> Material:
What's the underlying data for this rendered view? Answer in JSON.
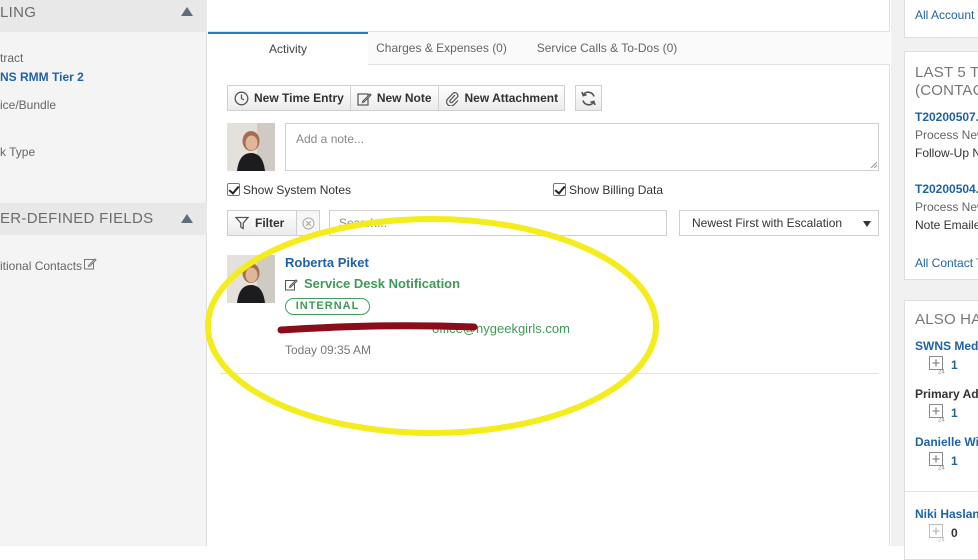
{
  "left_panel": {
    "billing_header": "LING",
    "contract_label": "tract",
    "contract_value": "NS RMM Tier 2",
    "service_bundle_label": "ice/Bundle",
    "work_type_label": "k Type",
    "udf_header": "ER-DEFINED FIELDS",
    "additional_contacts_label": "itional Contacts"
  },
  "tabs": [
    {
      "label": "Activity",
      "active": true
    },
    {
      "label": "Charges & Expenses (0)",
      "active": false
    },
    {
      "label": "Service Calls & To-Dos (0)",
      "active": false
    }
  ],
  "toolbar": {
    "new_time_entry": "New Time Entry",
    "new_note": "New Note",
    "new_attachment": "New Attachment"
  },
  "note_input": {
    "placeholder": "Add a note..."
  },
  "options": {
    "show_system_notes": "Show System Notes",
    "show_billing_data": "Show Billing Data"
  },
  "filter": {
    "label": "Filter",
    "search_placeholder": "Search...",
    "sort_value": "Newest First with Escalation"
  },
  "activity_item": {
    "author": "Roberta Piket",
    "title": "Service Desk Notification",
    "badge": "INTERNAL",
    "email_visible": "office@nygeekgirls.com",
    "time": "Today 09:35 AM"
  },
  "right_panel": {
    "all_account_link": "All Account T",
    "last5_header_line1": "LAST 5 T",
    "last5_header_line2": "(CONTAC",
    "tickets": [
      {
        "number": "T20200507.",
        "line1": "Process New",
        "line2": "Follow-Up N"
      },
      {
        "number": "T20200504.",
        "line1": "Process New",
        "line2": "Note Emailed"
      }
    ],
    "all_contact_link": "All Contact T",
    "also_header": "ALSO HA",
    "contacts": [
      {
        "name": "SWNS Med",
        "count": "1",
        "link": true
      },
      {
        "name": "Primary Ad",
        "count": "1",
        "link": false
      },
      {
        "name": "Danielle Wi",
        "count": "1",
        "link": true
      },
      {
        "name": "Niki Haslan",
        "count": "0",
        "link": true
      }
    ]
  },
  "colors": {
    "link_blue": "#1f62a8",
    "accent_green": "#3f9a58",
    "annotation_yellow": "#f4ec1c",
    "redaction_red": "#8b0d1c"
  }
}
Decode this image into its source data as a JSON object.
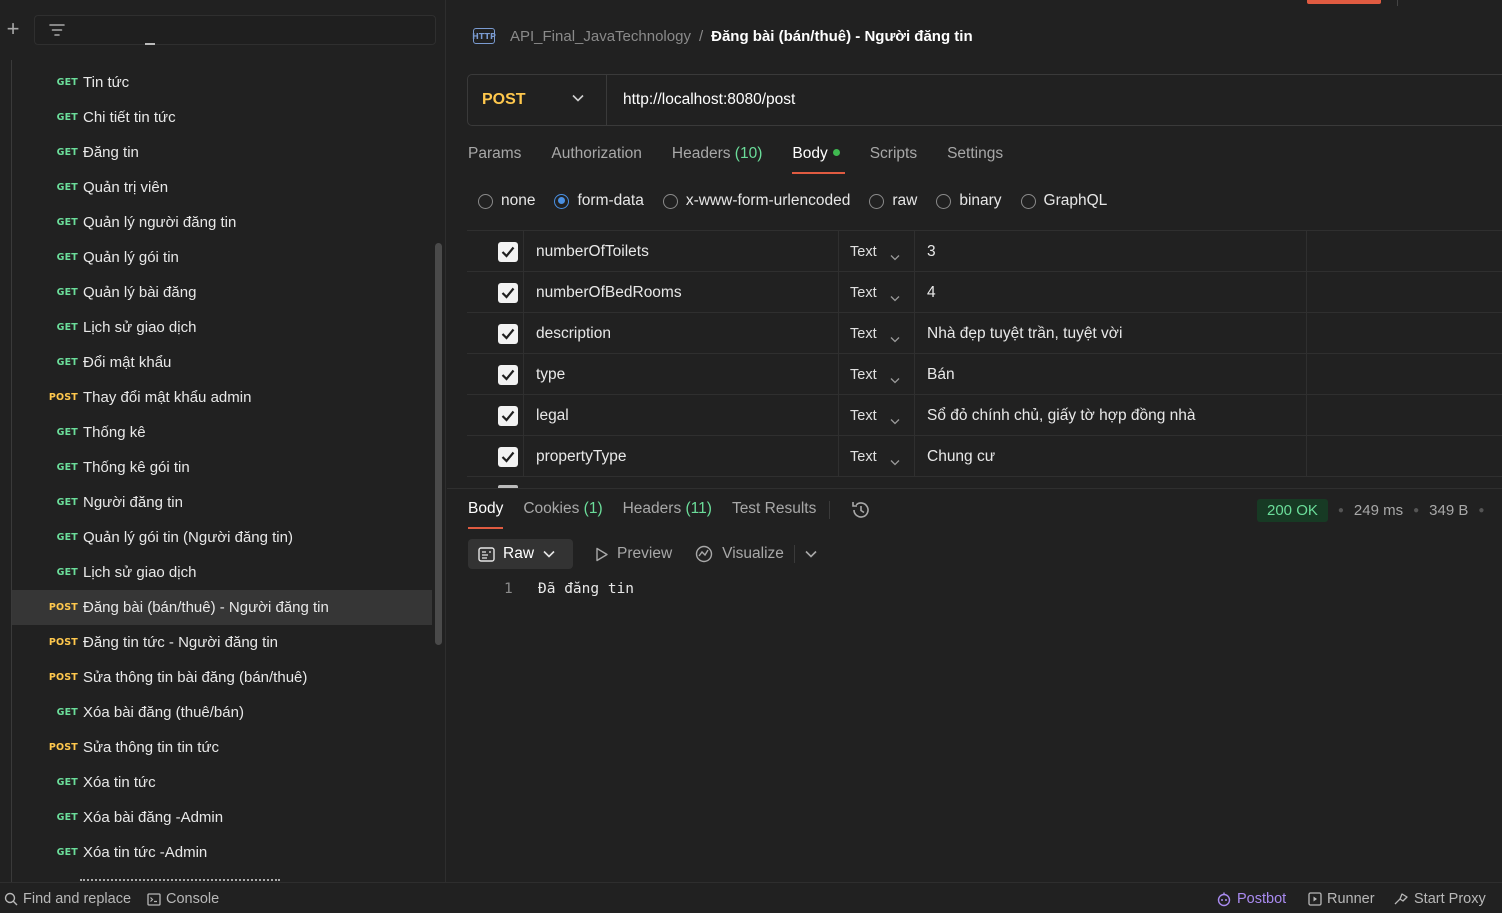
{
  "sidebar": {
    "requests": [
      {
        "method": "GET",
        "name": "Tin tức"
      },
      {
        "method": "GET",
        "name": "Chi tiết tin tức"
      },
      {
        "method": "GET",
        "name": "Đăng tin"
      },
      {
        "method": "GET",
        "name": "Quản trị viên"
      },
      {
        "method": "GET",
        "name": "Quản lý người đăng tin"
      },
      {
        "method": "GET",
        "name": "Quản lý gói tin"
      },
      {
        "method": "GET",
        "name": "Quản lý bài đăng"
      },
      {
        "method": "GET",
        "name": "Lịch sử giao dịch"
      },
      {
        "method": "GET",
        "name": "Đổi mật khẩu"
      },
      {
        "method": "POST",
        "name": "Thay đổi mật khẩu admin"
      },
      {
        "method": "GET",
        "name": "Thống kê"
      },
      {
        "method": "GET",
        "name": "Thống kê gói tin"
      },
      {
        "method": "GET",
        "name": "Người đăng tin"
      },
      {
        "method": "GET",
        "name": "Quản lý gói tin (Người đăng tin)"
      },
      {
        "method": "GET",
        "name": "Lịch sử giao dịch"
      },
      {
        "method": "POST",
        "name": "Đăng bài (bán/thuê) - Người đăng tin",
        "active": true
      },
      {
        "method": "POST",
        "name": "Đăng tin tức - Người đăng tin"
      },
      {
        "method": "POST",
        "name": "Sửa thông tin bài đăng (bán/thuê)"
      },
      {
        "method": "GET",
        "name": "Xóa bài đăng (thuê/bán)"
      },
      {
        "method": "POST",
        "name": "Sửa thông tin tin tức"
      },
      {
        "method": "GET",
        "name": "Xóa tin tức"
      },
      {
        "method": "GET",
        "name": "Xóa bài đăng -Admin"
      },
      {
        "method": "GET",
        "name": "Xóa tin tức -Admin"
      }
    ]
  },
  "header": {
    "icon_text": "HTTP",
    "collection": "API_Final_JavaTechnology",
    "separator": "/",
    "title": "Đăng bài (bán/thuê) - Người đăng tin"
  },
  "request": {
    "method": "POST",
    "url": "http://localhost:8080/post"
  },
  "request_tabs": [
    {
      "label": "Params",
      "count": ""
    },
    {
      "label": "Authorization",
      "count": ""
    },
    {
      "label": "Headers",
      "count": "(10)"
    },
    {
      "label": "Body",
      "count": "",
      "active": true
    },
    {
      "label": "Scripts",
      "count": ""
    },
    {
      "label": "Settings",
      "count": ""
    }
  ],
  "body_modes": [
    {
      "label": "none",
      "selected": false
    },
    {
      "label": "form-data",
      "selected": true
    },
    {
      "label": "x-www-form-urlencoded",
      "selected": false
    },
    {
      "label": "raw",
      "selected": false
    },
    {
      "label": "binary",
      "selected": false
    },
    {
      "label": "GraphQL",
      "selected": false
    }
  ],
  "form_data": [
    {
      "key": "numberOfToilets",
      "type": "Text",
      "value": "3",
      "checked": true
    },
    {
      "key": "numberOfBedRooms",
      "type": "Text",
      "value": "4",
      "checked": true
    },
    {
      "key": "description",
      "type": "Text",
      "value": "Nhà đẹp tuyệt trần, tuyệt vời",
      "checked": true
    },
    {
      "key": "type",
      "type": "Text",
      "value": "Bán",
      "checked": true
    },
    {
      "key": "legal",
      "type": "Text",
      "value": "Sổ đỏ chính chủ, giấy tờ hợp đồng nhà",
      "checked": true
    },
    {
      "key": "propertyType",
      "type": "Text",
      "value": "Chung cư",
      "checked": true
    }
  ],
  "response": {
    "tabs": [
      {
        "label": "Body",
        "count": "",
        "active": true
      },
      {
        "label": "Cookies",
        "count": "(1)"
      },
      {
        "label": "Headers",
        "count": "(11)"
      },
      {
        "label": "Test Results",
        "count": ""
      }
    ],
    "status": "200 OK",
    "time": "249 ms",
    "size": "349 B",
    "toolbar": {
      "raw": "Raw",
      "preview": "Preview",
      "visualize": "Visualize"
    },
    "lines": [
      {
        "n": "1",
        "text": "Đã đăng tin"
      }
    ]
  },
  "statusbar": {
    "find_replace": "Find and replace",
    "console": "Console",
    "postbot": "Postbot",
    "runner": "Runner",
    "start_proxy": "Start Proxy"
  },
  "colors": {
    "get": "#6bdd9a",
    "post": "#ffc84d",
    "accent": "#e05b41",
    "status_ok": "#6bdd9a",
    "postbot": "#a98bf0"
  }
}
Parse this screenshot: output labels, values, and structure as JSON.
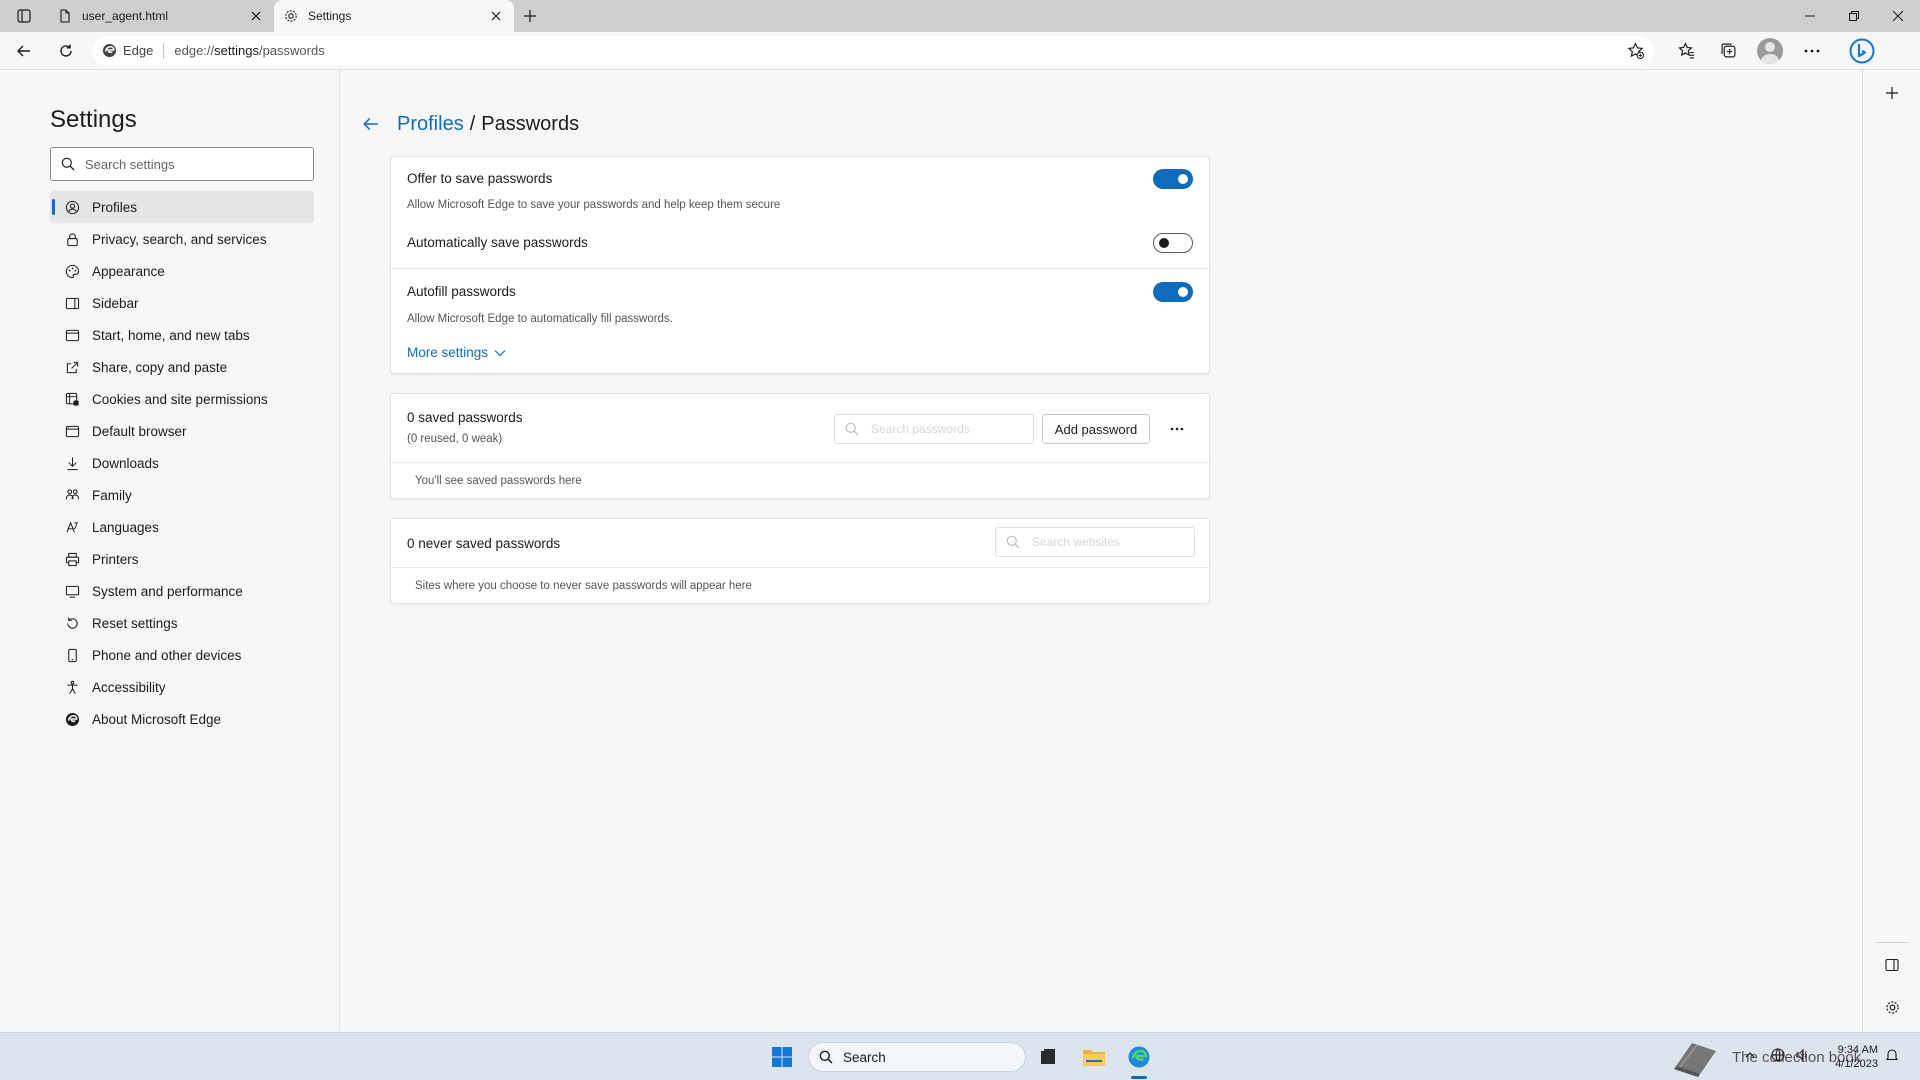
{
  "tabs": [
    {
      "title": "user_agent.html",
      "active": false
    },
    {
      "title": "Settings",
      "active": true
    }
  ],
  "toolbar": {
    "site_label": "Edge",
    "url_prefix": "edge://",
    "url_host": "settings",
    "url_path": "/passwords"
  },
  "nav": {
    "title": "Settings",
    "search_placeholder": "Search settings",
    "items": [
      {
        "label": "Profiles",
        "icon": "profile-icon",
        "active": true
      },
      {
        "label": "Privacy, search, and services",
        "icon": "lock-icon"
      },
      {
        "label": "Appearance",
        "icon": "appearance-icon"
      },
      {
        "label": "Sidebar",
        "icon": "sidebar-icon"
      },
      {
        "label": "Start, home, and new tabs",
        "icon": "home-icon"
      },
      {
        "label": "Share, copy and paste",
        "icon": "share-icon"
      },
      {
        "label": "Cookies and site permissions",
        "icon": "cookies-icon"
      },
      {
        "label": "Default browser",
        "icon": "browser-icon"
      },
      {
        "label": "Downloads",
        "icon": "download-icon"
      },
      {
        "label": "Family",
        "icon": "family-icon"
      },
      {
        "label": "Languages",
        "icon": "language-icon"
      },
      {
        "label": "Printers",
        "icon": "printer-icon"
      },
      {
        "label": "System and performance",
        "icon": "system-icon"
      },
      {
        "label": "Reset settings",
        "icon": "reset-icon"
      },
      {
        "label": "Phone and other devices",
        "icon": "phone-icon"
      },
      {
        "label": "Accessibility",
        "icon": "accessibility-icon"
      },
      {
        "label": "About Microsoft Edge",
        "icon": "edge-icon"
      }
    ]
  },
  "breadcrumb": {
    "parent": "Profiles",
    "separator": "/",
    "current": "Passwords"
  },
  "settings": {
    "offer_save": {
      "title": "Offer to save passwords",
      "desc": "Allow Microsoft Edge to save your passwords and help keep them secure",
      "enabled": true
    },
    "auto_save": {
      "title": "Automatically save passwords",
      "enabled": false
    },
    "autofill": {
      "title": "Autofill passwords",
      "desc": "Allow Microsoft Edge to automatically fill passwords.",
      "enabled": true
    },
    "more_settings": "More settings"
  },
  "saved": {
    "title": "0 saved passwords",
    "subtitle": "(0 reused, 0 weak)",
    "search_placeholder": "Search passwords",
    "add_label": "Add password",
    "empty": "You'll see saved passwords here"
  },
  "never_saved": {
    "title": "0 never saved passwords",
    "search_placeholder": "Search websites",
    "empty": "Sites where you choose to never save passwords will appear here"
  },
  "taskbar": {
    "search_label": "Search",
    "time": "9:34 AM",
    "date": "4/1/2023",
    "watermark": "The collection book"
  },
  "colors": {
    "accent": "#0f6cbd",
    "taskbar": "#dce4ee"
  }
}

> Work to do: Search the data for "Microsoft". Copy every matching line.

> Answer for this exercise:
        "label": "About Microsoft Edge",
      "desc": "Allow Microsoft Edge to save your passwords and help keep them secure",
      "desc": "Allow Microsoft Edge to automatically fill passwords.",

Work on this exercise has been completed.